◆ **Problem requirements**:
Reproduce as a numbered list the lines in the items below, starting at the line that contains "Bar bbox=[172, 254, 298, 608]" and ending at the line that contains "Text: $2,308.3: $2,308.3", both included. Leave out any blank lines.

◆ **Entries**:
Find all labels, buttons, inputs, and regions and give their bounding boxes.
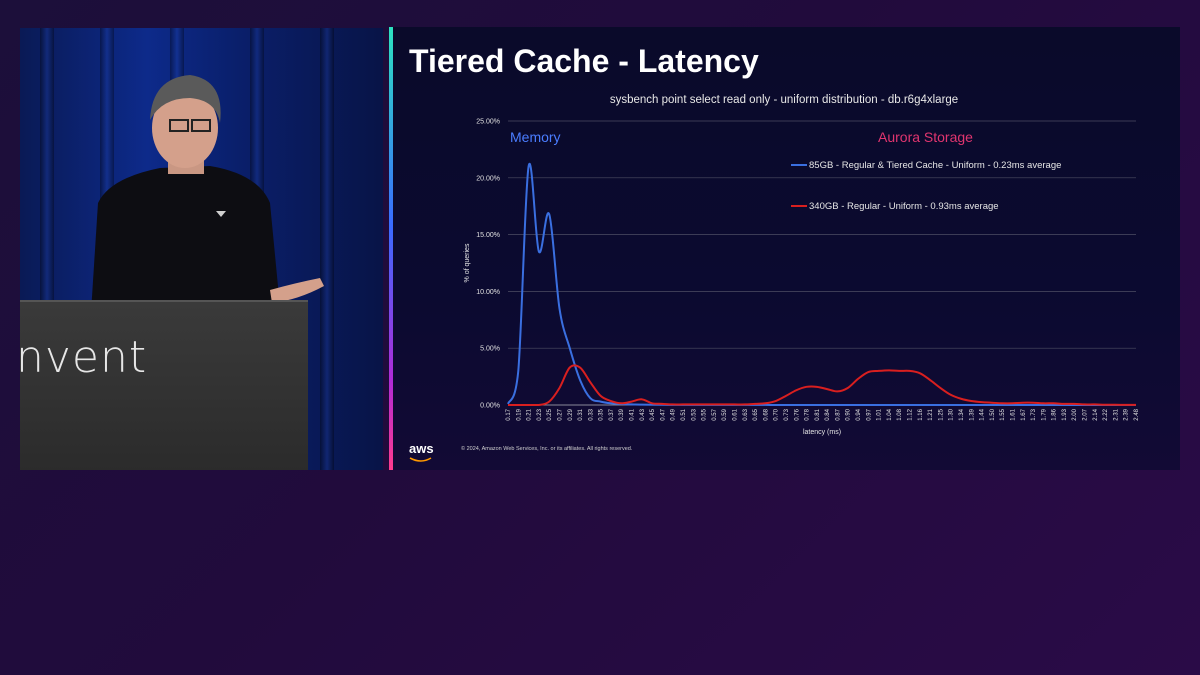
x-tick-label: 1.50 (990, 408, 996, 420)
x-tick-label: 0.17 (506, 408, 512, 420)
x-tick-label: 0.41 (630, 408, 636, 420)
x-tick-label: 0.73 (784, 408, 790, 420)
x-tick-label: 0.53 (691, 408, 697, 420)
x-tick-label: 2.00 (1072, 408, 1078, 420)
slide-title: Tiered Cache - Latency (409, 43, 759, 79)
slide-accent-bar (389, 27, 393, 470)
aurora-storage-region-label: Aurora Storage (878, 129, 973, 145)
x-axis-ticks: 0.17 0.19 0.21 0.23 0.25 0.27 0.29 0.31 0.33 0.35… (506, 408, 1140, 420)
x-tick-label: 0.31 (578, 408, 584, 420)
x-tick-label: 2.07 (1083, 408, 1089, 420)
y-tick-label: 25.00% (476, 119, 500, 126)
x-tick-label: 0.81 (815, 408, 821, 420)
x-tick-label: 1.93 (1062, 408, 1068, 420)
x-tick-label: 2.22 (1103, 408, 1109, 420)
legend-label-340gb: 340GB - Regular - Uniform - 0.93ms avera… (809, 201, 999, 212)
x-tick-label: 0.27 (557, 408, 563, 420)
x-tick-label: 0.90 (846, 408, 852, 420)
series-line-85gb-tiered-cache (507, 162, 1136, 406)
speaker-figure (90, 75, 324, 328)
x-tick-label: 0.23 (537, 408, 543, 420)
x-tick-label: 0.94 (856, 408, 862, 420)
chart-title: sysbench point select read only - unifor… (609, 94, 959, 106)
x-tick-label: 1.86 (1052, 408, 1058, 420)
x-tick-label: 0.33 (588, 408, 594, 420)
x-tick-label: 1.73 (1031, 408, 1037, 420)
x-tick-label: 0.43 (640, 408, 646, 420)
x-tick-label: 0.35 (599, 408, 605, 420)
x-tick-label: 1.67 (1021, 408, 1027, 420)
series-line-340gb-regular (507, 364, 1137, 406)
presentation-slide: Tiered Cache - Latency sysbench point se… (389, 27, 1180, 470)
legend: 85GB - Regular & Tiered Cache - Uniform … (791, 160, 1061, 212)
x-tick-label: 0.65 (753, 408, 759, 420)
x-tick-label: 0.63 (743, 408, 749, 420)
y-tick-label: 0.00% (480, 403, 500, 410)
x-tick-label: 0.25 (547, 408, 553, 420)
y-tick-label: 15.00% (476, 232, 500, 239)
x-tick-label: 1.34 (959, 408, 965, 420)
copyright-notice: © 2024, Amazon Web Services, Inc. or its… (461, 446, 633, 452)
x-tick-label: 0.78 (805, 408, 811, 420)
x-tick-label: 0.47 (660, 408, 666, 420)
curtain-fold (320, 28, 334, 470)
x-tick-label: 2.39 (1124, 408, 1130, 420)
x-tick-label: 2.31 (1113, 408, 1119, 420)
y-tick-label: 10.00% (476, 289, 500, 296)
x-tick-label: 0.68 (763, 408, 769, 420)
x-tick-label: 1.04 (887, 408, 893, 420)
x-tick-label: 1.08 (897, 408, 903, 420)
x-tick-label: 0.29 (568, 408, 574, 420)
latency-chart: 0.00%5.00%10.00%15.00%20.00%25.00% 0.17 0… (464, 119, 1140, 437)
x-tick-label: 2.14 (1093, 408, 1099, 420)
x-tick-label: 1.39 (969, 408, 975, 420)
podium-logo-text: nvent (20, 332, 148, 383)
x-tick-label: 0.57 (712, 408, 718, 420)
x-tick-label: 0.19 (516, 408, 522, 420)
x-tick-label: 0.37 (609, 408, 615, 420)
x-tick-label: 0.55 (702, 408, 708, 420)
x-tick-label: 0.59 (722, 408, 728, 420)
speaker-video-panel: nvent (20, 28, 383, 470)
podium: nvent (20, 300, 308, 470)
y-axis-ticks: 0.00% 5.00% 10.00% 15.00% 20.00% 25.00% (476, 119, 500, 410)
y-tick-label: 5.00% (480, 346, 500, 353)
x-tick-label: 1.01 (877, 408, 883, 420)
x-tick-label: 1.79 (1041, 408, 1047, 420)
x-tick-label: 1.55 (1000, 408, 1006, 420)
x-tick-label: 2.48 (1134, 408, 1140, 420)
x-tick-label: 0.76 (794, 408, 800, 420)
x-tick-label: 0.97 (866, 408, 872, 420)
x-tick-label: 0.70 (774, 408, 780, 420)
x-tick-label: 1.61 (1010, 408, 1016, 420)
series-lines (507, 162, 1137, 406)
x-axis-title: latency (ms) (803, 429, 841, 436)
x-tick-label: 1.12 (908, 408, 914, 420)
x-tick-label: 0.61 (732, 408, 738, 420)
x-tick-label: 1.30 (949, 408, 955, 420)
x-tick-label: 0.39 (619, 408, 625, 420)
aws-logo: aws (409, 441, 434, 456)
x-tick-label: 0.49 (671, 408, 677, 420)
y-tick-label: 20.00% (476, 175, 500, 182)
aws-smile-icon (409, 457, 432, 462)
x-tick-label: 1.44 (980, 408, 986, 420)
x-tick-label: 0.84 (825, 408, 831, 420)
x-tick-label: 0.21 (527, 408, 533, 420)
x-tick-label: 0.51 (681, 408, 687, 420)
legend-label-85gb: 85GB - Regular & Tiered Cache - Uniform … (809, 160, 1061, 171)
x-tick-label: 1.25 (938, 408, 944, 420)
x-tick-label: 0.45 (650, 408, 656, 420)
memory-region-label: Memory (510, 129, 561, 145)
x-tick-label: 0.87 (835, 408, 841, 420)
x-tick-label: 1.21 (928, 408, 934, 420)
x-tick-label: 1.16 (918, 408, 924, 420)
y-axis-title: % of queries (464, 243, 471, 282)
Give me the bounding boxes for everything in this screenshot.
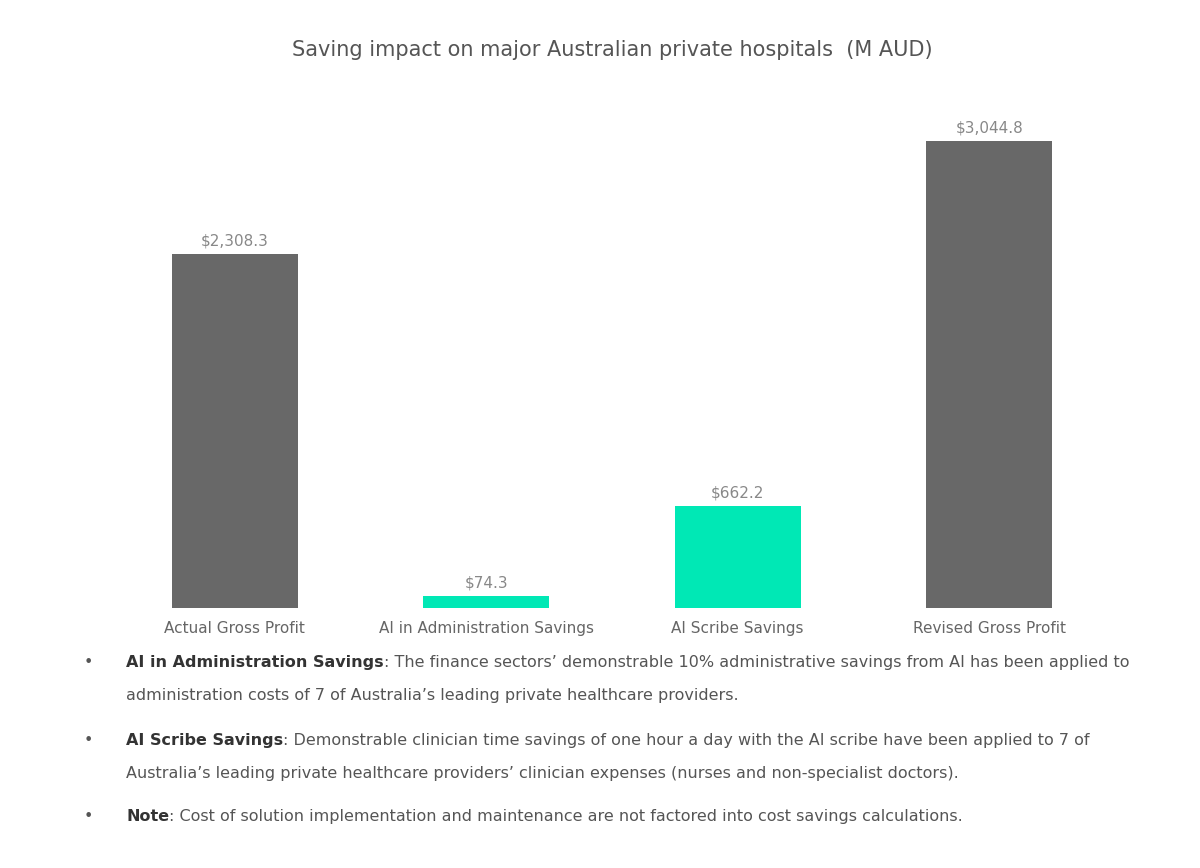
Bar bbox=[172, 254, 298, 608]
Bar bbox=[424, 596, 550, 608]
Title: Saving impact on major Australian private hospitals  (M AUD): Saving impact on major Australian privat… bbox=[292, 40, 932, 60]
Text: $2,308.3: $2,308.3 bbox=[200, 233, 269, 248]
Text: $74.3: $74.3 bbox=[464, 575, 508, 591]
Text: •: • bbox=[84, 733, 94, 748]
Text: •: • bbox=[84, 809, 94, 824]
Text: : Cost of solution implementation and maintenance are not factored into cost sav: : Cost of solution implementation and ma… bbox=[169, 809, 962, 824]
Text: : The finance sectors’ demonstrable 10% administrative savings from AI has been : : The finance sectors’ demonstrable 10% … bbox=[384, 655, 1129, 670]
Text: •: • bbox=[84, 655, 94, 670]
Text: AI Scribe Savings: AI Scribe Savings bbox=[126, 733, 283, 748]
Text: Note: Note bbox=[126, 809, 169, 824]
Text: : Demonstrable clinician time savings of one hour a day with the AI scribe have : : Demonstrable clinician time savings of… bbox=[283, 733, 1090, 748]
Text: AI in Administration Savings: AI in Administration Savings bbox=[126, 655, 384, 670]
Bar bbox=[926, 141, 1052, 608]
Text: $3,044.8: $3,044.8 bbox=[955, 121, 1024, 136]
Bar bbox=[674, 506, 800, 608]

◆ **Solution to this exercise**:
1. Bar bbox=[172, 254, 298, 608]
2. Bar bbox=[424, 596, 550, 608]
3. Title: Saving impact on major Australian private hospitals  (M AUD): Saving impact on major Australian privat… bbox=[292, 40, 932, 60]
4. Text: $2,308.3: $2,308.3 bbox=[200, 233, 269, 248]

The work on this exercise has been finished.